> **Goal**
Give the number of lines in this listing that contain the word "표본DB", and nothing else.
** BEGIN Data extract **
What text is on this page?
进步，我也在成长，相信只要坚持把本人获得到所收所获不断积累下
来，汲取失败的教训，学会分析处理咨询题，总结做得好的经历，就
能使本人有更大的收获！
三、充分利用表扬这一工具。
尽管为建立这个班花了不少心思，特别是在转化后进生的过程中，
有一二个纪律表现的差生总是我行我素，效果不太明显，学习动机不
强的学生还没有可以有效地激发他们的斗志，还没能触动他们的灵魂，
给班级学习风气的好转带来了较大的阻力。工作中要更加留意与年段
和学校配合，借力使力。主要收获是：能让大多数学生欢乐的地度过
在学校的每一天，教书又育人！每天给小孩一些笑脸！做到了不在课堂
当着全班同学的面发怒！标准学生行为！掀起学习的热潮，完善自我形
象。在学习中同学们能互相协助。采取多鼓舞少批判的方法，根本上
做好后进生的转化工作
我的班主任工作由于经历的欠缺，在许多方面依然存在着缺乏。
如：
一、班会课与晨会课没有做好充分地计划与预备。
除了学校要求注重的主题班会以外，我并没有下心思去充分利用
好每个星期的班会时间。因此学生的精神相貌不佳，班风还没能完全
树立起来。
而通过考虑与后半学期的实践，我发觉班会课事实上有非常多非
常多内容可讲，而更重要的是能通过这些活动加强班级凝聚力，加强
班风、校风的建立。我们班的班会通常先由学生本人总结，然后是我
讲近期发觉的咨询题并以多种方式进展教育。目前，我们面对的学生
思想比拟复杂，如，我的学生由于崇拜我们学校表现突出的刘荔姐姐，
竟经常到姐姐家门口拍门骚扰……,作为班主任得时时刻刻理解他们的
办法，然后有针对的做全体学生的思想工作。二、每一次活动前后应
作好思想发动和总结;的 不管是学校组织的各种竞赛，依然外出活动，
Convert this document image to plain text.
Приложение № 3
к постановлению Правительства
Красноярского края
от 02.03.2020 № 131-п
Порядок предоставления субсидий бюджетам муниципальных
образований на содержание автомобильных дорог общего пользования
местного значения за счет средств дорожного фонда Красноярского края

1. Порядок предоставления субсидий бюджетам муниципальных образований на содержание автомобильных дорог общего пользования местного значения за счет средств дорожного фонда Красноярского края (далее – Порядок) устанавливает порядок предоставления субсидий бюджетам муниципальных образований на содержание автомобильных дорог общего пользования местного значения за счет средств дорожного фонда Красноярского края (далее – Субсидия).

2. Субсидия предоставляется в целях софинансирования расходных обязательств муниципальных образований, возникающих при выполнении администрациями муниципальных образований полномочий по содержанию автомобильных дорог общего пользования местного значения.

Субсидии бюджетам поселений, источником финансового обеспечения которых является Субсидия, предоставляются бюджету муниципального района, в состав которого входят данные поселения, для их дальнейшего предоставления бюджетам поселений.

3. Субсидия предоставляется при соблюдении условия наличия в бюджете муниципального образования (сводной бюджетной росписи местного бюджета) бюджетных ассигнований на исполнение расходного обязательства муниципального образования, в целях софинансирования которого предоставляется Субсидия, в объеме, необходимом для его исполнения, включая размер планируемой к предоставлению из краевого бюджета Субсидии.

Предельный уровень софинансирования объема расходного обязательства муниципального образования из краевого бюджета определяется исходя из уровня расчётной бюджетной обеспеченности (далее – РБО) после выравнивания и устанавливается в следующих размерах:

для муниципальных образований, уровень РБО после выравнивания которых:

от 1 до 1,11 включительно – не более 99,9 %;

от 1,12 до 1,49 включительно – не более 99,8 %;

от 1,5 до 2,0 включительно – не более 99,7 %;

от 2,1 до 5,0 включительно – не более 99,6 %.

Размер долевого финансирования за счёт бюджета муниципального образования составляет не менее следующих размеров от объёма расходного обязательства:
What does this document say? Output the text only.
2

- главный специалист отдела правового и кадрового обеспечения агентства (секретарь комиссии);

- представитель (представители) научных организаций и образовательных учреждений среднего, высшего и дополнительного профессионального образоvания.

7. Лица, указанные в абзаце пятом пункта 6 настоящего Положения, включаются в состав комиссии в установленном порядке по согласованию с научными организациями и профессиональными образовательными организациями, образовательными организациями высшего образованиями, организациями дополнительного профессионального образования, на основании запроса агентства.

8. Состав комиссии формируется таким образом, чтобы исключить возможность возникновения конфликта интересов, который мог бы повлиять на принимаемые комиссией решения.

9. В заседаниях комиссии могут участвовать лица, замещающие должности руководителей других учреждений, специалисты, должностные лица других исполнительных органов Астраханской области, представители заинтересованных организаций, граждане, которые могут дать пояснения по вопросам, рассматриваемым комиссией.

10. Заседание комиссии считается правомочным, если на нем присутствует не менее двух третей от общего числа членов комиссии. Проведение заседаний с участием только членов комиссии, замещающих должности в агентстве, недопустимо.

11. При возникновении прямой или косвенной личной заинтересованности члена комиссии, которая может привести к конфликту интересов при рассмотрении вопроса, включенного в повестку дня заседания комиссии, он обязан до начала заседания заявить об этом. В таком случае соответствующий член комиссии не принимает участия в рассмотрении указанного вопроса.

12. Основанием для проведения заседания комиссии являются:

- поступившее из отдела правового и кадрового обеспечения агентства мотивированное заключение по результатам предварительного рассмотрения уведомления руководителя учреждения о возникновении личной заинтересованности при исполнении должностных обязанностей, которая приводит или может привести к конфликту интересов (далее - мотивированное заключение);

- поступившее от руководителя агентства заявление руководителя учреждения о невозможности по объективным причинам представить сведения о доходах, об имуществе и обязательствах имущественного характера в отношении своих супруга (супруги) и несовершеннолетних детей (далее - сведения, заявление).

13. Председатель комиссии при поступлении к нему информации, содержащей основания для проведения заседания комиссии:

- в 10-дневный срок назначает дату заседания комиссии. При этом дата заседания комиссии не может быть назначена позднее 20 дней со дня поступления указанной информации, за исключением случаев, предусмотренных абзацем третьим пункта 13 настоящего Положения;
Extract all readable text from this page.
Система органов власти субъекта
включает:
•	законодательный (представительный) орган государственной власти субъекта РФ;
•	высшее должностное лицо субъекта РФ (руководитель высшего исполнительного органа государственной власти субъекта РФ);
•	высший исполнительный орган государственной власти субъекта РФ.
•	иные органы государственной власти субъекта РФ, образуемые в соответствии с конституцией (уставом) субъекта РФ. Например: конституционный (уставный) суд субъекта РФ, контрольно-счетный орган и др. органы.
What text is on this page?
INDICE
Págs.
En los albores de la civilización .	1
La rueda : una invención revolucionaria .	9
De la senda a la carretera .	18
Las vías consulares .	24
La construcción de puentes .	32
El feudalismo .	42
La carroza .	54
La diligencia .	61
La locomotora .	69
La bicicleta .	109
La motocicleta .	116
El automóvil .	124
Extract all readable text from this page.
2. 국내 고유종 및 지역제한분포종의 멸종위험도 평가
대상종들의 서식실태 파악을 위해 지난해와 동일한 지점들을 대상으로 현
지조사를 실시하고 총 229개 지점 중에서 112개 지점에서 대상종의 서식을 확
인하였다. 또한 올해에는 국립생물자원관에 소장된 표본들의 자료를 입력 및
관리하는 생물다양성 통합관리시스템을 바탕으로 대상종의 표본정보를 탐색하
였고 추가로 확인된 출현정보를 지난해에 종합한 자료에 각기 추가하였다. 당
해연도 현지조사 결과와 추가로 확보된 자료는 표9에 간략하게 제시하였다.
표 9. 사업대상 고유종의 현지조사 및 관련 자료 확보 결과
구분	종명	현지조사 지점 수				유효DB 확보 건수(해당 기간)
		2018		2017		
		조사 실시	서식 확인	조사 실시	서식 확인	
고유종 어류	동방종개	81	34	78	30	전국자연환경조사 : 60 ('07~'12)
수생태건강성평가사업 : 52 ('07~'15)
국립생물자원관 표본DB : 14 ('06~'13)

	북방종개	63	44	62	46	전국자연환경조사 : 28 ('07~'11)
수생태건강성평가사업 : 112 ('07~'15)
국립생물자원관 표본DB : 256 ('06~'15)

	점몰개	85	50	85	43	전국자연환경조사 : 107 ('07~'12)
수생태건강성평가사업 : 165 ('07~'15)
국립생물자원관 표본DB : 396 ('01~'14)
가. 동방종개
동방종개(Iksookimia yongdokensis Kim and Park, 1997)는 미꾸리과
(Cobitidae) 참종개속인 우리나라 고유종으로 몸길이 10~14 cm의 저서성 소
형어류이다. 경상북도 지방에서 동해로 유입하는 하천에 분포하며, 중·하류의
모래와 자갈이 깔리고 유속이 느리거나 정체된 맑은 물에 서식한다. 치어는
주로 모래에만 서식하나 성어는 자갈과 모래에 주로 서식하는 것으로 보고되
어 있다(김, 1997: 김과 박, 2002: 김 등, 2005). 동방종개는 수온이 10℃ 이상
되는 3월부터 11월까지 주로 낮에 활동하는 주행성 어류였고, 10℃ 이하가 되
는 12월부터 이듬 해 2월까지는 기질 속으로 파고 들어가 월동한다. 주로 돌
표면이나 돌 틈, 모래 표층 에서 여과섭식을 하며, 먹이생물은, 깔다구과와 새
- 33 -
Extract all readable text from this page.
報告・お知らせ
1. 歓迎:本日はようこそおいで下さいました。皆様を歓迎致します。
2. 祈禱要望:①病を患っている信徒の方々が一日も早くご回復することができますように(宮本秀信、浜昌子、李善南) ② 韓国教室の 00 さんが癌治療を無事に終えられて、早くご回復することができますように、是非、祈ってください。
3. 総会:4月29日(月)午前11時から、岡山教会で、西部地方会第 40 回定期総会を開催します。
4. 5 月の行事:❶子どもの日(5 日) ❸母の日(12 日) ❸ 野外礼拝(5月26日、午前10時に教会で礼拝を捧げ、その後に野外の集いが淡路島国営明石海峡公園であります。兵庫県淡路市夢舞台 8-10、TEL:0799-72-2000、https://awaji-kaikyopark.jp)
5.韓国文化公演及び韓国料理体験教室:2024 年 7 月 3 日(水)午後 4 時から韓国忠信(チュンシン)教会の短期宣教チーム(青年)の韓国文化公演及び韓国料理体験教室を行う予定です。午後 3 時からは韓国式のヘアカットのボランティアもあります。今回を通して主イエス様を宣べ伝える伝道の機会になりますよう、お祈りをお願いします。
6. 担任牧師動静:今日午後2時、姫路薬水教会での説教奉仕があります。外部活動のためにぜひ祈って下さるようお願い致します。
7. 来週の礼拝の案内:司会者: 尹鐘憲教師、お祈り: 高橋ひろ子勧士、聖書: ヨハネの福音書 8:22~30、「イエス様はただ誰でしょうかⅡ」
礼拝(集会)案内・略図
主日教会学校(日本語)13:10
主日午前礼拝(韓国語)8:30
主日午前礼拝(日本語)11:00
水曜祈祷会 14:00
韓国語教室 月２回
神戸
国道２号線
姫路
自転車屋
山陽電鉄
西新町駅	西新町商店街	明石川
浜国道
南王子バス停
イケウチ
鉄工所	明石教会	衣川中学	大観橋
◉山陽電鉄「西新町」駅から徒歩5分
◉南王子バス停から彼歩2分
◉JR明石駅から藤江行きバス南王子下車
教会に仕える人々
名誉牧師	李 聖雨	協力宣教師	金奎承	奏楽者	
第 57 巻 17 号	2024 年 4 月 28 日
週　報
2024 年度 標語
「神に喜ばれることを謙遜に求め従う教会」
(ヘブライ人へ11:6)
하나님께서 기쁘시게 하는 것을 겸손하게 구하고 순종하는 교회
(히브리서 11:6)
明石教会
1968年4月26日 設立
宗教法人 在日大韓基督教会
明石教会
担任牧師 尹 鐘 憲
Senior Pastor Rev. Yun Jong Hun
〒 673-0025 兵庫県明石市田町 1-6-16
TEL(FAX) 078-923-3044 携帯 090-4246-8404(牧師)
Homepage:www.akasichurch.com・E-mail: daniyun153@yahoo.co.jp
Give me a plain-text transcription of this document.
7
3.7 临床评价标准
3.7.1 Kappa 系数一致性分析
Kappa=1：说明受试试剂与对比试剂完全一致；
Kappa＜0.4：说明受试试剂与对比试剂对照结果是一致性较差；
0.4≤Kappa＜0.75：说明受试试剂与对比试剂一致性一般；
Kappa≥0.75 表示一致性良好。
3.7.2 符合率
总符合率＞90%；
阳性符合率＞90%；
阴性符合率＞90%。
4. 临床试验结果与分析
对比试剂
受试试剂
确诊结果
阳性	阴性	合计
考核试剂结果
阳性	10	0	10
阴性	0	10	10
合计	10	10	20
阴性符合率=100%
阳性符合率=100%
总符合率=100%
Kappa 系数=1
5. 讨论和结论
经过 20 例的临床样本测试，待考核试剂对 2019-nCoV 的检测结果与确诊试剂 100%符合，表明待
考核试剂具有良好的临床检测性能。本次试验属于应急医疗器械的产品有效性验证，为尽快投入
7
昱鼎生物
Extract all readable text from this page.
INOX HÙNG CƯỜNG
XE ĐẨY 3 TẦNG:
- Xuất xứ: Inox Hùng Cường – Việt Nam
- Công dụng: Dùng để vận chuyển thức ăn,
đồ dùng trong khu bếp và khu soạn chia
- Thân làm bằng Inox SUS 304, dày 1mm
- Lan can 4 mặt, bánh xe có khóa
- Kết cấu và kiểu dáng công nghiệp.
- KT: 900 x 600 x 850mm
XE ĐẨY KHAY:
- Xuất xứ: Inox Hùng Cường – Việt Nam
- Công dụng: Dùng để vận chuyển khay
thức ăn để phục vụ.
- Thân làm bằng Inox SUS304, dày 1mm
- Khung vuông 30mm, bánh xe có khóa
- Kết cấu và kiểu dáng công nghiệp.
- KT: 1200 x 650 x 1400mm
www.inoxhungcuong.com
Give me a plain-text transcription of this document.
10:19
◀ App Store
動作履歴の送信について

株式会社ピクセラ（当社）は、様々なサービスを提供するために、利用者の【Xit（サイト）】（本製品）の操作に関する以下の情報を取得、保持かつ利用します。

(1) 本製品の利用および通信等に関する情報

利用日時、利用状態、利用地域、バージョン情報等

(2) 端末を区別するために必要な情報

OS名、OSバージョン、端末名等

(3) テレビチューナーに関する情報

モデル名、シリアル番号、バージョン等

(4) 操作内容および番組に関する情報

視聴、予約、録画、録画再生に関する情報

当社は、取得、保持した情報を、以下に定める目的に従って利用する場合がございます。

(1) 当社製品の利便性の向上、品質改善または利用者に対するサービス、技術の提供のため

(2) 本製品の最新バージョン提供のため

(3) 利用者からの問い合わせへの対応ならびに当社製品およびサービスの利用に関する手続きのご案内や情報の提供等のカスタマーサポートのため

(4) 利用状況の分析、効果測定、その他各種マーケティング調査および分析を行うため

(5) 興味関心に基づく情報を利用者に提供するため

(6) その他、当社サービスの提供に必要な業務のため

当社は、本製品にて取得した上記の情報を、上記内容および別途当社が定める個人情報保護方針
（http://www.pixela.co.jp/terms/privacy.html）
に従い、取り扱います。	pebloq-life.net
** END Data extract **
> **Answer below**
3